## [Task description]
Give back the whole listing exactly as shown.

################

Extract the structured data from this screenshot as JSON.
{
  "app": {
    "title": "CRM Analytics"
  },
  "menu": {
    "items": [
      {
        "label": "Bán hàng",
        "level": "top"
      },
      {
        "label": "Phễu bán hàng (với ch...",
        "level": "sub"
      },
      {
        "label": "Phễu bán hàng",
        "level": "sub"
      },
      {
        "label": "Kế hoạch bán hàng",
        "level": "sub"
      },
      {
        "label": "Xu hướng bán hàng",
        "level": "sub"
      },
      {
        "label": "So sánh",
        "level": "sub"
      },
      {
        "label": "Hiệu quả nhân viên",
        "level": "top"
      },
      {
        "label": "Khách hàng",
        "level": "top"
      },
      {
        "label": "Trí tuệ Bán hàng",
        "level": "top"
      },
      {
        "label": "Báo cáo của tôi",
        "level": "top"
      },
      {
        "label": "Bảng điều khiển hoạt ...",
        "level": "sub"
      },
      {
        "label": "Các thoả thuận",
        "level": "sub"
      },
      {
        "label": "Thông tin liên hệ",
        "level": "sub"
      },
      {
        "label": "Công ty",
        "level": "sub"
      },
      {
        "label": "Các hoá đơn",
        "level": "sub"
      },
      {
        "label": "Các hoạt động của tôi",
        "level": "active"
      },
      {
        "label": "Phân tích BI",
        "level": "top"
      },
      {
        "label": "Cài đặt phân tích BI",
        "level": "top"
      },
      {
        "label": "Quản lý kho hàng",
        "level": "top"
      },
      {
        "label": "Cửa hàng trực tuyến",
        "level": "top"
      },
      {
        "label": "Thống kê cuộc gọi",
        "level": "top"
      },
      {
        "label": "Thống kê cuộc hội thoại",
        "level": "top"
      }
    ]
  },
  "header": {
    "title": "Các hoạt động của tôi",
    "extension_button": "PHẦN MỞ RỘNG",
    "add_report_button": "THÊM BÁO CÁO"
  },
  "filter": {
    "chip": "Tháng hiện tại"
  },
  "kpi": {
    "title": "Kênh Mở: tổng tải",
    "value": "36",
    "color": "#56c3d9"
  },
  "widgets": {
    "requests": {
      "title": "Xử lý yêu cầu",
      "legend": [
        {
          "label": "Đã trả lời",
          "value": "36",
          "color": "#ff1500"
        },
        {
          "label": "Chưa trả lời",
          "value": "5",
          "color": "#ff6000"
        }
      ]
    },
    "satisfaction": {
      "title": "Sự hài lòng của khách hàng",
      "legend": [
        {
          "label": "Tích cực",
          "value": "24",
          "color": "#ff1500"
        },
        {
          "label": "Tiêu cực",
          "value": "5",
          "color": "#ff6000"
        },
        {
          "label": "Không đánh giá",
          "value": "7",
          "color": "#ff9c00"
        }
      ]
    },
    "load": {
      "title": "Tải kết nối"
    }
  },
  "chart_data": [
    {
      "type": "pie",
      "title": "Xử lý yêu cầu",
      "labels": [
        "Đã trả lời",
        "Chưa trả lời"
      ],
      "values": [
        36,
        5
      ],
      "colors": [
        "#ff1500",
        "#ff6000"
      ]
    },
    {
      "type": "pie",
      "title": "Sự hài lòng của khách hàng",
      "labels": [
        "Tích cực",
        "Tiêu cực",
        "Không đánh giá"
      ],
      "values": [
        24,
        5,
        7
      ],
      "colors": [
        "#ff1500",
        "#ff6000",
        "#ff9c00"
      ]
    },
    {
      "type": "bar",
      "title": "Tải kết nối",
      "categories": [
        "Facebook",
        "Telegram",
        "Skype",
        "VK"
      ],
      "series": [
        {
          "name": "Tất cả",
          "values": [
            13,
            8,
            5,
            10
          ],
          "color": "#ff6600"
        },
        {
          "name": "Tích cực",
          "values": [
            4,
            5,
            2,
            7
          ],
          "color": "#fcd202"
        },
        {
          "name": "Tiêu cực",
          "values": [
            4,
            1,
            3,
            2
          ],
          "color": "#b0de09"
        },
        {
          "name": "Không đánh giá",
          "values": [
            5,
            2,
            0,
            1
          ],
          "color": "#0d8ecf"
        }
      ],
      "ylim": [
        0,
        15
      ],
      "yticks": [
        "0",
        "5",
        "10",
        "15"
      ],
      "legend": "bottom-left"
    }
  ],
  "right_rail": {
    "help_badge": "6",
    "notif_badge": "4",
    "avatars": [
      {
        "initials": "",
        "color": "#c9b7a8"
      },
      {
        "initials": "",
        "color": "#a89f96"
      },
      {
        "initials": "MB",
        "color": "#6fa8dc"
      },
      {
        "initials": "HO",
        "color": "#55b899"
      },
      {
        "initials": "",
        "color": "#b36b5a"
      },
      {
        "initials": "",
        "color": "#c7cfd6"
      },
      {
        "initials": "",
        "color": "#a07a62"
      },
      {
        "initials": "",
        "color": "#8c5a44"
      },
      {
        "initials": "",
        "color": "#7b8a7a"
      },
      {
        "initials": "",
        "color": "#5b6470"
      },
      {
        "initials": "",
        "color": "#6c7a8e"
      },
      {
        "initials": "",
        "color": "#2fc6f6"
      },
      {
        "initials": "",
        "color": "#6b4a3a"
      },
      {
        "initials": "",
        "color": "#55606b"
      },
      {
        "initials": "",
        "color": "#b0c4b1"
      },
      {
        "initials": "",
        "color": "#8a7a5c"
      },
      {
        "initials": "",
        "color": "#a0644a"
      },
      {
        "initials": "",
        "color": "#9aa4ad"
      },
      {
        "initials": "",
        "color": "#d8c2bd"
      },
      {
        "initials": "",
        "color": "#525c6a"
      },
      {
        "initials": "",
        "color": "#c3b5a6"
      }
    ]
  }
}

################

## [Exercise answer]
Extract the structured data from this screenshot as JSON.
{
  "app": {
    "title": "CRM Analytics"
  },
  "menu": {
    "items": [
      {
        "label": "Bán hàng",
        "level": "top"
      },
      {
        "label": "Phễu bán hàng (với ch...",
        "level": "sub"
      },
      {
        "label": "Phễu bán hàng",
        "level": "sub"
      },
      {
        "label": "Kế hoạch bán hàng",
        "level": "sub"
      },
      {
        "label": "Xu hướng bán hàng",
        "level": "sub"
      },
      {
        "label": "So sánh",
        "level": "sub"
      },
      {
        "label": "Hiệu quả nhân viên",
        "level": "top"
      },
      {
        "label": "Khách hàng",
        "level": "top"
      },
      {
        "label": "Trí tuệ Bán hàng",
        "level": "top"
      },
      {
        "label": "Báo cáo của tôi",
        "level": "top"
      },
      {
        "label": "Bảng điều khiển hoạt ...",
        "level": "sub"
      },
      {
        "label": "Các thoả thuận",
        "level": "sub"
      },
      {
        "label": "Thông tin liên hệ",
        "level": "sub"
      },
      {
        "label": "Công ty",
        "level": "sub"
      },
      {
        "label": "Các hoá đơn",
        "level": "sub"
      },
      {
        "label": "Các hoạt động của tôi",
        "level": "active"
      },
      {
        "label": "Phân tích BI",
        "level": "top"
      },
      {
        "label": "Cài đặt phân tích BI",
        "level": "top"
      },
      {
        "label": "Quản lý kho hàng",
        "level": "top"
      },
      {
        "label": "Cửa hàng trực tuyến",
        "level": "top"
      },
      {
        "label": "Thống kê cuộc gọi",
        "level": "top"
      },
      {
        "label": "Thống kê cuộc hội thoại",
        "level": "top"
      }
    ]
  },
  "header": {
    "title": "Các hoạt động của tôi",
    "extension_button": "PHẦN MỞ RỘNG",
    "add_report_button": "THÊM BÁO CÁO"
  },
  "filter": {
    "chip": "Tháng hiện tại"
  },
  "kpi": {
    "title": "Kênh Mở: tổng tải",
    "value": "36",
    "color": "#56c3d9"
  },
  "widgets": {
    "requests": {
      "title": "Xử lý yêu cầu",
      "legend": [
        {
          "label": "Đã trả lời",
          "value": "36",
          "color": "#ff1500"
        },
        {
          "label": "Chưa trả lời",
          "value": "5",
          "color": "#ff6000"
        }
      ]
    },
    "satisfaction": {
      "title": "Sự hài lòng của khách hàng",
      "legend": [
        {
          "label": "Tích cực",
          "value": "24",
          "color": "#ff1500"
        },
        {
          "label": "Tiêu cực",
          "value": "5",
          "color": "#ff6000"
        },
        {
          "label": "Không đánh giá",
          "value": "7",
          "color": "#ff9c00"
        }
      ]
    },
    "load": {
      "title": "Tải kết nối"
    }
  },
  "chart_data": [
    {
      "type": "pie",
      "title": "Xử lý yêu cầu",
      "labels": [
        "Đã trả lời",
        "Chưa trả lời"
      ],
      "values": [
        36,
        5
      ],
      "colors": [
        "#ff1500",
        "#ff6000"
      ]
    },
    {
      "type": "pie",
      "title": "Sự hài lòng của khách hàng",
      "labels": [
        "Tích cực",
        "Tiêu cực",
        "Không đánh giá"
      ],
      "values": [
        24,
        5,
        7
      ],
      "colors": [
        "#ff1500",
        "#ff6000",
        "#ff9c00"
      ]
    },
    {
      "type": "bar",
      "title": "Tải kết nối",
      "categories": [
        "Facebook",
        "Telegram",
        "Skype",
        "VK"
      ],
      "series": [
        {
          "name": "Tất cả",
          "values": [
            13,
            8,
            5,
            10
          ],
          "color": "#ff6600"
        },
        {
          "name": "Tích cực",
          "values": [
            4,
            5,
            2,
            7
          ],
          "color": "#fcd202"
        },
        {
          "name": "Tiêu cực",
          "values": [
            4,
            1,
            3,
            2
          ],
          "color": "#b0de09"
        },
        {
          "name": "Không đánh giá",
          "values": [
            5,
            2,
            0,
            1
          ],
          "color": "#0d8ecf"
        }
      ],
      "ylim": [
        0,
        15
      ],
      "yticks": [
        "0",
        "5",
        "10",
        "15"
      ],
      "legend": "bottom-left"
    }
  ],
  "right_rail": {
    "help_badge": "6",
    "notif_badge": "4",
    "avatars": [
      {
        "initials": "",
        "color": "#c9b7a8"
      },
      {
        "initials": "",
        "color": "#a89f96"
      },
      {
        "initials": "MB",
        "color": "#6fa8dc"
      },
      {
        "initials": "HO",
        "color": "#55b899"
      },
      {
        "initials": "",
        "color": "#b36b5a"
      },
      {
        "initials": "",
        "color": "#c7cfd6"
      },
      {
        "initials": "",
        "color": "#a07a62"
      },
      {
        "initials": "",
        "color": "#8c5a44"
      },
      {
        "initials": "",
        "color": "#7b8a7a"
      },
      {
        "initials": "",
        "color": "#5b6470"
      },
      {
        "initials": "",
        "color": "#6c7a8e"
      },
      {
        "initials": "",
        "color": "#2fc6f6"
      },
      {
        "initials": "",
        "color": "#6b4a3a"
      },
      {
        "initials": "",
        "color": "#55606b"
      },
      {
        "initials": "",
        "color": "#b0c4b1"
      },
      {
        "initials": "",
        "color": "#8a7a5c"
      },
      {
        "initials": "",
        "color": "#a0644a"
      },
      {
        "initials": "",
        "color": "#9aa4ad"
      },
      {
        "initials": "",
        "color": "#d8c2bd"
      },
      {
        "initials": "",
        "color": "#525c6a"
      },
      {
        "initials": "",
        "color": "#c3b5a6"
      }
    ]
  }
}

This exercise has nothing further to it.